┌─ Data to process

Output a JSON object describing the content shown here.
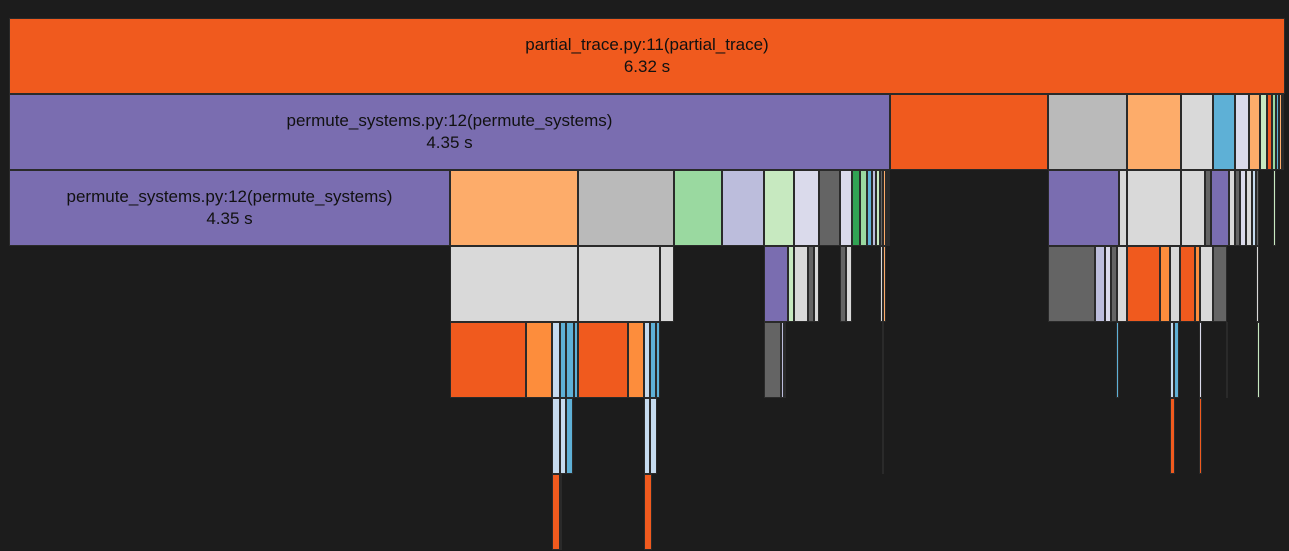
{
  "chart_data": {
    "type": "icicle",
    "title": "",
    "unit": "s",
    "labeled_nodes": [
      {
        "name": "partial_trace.py:11(partial_trace)",
        "time": "6.32 s",
        "depth": 0,
        "color": "#f05a1e"
      },
      {
        "name": "permute_systems.py:12(permute_systems)",
        "time": "4.35 s",
        "depth": 1,
        "color": "#7a6db0"
      },
      {
        "name": "permute_systems.py:12(permute_systems)",
        "time": "4.35 s",
        "depth": 2,
        "color": "#7a6db0"
      }
    ],
    "palette": {
      "orange": "#f05a1e",
      "purple": "#7a6db0",
      "light_orange": "#fdac6a",
      "gray": "#bababa",
      "light_gray": "#d9d9d9",
      "dark_gray": "#646464",
      "green": "#9ad9a0",
      "pale_green": "#c7e9c0",
      "lavender": "#bcbddc",
      "pale_lavender": "#dadaeb",
      "blue": "#5eb0d6",
      "pale_blue": "#c6dbef",
      "mid_orange": "#fd8d3c",
      "teal": "#31a354"
    }
  }
}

└─

**Stated problem**.
Copy all of the entries verbatim, leaving out any pictures they contain.

**Result of the exercise**.
Output a JSON object describing the content shown here.
{
  "chart_data": {
    "type": "icicle",
    "title": "",
    "unit": "s",
    "labeled_nodes": [
      {
        "name": "partial_trace.py:11(partial_trace)",
        "time": "6.32 s",
        "depth": 0,
        "color": "#f05a1e"
      },
      {
        "name": "permute_systems.py:12(permute_systems)",
        "time": "4.35 s",
        "depth": 1,
        "color": "#7a6db0"
      },
      {
        "name": "permute_systems.py:12(permute_systems)",
        "time": "4.35 s",
        "depth": 2,
        "color": "#7a6db0"
      }
    ],
    "palette": {
      "orange": "#f05a1e",
      "purple": "#7a6db0",
      "light_orange": "#fdac6a",
      "gray": "#bababa",
      "light_gray": "#d9d9d9",
      "dark_gray": "#646464",
      "green": "#9ad9a0",
      "pale_green": "#c7e9c0",
      "lavender": "#bcbddc",
      "pale_lavender": "#dadaeb",
      "blue": "#5eb0d6",
      "pale_blue": "#c6dbef",
      "mid_orange": "#fd8d3c",
      "teal": "#31a354"
    }
  }
}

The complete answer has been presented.